## Work to be completed
Copy out all the records exactly.

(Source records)
──────

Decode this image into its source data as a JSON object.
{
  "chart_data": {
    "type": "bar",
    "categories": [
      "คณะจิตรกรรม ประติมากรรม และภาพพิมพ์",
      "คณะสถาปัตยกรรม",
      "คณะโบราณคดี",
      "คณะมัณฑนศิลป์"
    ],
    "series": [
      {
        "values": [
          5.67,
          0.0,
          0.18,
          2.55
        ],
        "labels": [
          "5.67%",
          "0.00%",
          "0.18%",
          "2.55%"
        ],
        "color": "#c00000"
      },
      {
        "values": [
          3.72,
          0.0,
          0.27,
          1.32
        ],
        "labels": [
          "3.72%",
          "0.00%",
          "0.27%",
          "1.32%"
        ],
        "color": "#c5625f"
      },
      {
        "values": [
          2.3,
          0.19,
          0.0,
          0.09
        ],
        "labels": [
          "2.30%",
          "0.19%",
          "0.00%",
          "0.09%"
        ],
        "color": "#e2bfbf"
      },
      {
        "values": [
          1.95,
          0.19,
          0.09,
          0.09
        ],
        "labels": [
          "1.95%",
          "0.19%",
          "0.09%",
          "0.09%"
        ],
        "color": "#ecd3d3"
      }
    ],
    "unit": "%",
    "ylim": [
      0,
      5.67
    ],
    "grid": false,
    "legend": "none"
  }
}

──────

## Exercise output
Decode this image into its source data as a JSON object.
{
  "chart_data": {
    "type": "bar",
    "categories": [
      "คณะจิตรกรรม ประติมากรรม และภาพพิมพ์",
      "คณะสถาปัตยกรรม",
      "คณะโบราณคดี",
      "คณะมัณฑนศิลป์"
    ],
    "series": [
      {
        "values": [
          5.67,
          0.0,
          0.18,
          2.55
        ],
        "labels": [
          "5.67%",
          "0.00%",
          "0.18%",
          "2.55%"
        ],
        "color": "#c00000"
      },
      {
        "values": [
          3.72,
          0.0,
          0.27,
          1.32
        ],
        "labels": [
          "3.72%",
          "0.00%",
          "0.27%",
          "1.32%"
        ],
        "color": "#c5625f"
      },
      {
        "values": [
          2.3,
          0.19,
          0.0,
          0.09
        ],
        "labels": [
          "2.30%",
          "0.19%",
          "0.00%",
          "0.09%"
        ],
        "color": "#e2bfbf"
      },
      {
        "values": [
          1.95,
          0.19,
          0.09,
          0.09
        ],
        "labels": [
          "1.95%",
          "0.19%",
          "0.09%",
          "0.09%"
        ],
        "color": "#ecd3d3"
      }
    ],
    "unit": "%",
    "ylim": [
      0,
      5.67
    ],
    "grid": false,
    "legend": "none"
  }
}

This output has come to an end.